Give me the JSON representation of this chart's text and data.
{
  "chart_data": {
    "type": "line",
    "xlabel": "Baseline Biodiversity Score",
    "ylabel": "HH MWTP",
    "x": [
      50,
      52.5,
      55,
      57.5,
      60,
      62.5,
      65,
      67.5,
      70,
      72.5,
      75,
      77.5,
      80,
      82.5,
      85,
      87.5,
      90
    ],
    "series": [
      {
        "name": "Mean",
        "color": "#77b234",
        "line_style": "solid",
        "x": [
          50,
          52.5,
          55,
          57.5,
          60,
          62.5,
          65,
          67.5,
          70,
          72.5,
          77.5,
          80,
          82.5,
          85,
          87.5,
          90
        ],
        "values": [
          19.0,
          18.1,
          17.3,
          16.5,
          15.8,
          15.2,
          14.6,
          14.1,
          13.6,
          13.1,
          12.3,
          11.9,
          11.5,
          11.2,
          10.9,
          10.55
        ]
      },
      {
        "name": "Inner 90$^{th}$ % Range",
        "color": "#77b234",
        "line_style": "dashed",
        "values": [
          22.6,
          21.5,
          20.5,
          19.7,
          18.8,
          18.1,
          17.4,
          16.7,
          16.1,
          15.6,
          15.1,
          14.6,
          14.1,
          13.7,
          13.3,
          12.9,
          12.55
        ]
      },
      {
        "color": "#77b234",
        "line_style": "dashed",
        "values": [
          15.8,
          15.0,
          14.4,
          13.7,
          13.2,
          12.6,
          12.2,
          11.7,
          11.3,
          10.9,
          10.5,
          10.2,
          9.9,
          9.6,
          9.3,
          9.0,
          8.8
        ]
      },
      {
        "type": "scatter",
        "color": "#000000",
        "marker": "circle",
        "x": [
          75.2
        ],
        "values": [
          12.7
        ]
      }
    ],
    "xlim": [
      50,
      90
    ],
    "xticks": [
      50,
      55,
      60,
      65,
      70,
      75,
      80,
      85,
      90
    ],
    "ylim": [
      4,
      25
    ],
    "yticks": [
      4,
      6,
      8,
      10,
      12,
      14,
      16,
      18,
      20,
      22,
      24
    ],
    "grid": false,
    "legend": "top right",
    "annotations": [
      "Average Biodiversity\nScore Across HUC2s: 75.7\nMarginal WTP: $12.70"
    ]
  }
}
* * * * * * *
Which lines hold the word "Biodiversity"? Copy every one of them.

__Task answer__
    "xlabel": "Baseline Biodiversity Score",
      "Average Biodiversity\nScore Across HUC2s: 75.7\nMarginal WTP: $12.70"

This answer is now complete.